**DIRECTIVE**: Scan the entries below for the word "this". Copy each line that has it.

**SUPPLIED MATERIAL**:
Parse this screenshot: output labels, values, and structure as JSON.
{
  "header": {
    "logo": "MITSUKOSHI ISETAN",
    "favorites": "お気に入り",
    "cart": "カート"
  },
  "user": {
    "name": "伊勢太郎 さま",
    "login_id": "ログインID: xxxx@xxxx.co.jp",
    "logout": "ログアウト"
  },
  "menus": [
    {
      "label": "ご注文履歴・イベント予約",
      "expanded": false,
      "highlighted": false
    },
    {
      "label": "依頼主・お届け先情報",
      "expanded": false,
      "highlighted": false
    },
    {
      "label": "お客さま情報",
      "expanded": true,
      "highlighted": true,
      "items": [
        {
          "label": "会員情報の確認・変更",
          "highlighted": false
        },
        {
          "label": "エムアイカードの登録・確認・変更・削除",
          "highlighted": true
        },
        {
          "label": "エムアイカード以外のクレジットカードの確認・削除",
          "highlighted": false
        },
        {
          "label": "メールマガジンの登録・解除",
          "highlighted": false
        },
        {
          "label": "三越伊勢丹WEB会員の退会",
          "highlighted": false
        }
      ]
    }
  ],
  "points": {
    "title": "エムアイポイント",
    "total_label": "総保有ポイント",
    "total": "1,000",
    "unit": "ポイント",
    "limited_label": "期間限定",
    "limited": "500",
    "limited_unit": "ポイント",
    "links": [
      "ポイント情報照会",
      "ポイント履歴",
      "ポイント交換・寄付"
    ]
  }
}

==

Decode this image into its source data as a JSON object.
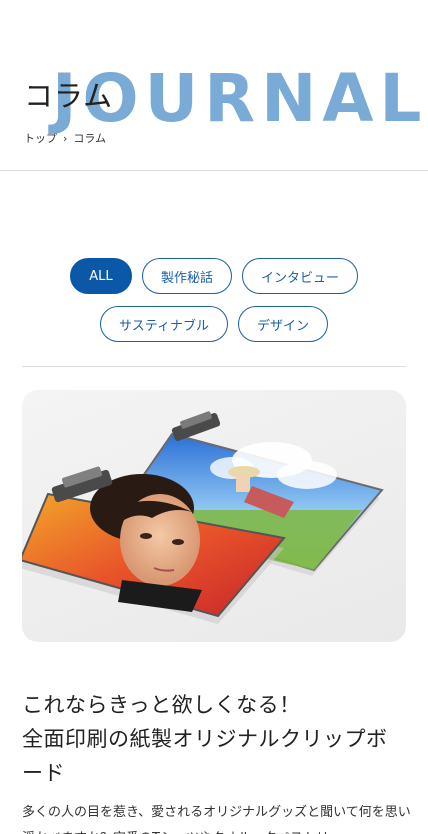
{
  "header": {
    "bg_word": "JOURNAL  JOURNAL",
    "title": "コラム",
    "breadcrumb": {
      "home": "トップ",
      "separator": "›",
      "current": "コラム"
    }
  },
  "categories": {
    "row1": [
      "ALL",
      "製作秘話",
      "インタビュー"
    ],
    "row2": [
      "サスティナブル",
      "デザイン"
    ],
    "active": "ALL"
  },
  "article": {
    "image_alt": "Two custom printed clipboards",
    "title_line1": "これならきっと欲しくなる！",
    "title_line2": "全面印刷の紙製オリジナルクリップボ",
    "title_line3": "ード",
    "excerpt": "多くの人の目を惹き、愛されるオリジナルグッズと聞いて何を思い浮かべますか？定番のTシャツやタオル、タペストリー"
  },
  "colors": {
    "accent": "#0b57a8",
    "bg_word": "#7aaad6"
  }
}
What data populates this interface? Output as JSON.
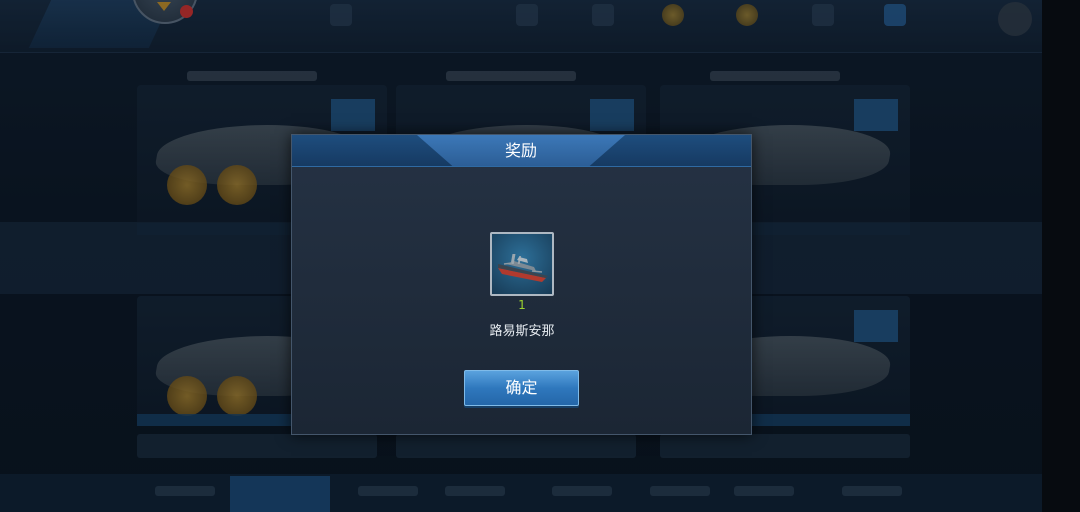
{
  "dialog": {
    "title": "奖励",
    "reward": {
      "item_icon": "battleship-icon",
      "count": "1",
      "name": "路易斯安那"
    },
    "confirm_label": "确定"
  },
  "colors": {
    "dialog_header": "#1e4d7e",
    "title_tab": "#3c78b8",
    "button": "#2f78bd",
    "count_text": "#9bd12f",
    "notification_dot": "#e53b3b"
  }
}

**EXPECTED OUTPUT**:
Parse this screenshot: output labels, values, and structure as JSON.
Decode this image into its source data as a JSON object.
What data populates this interface? Output as JSON.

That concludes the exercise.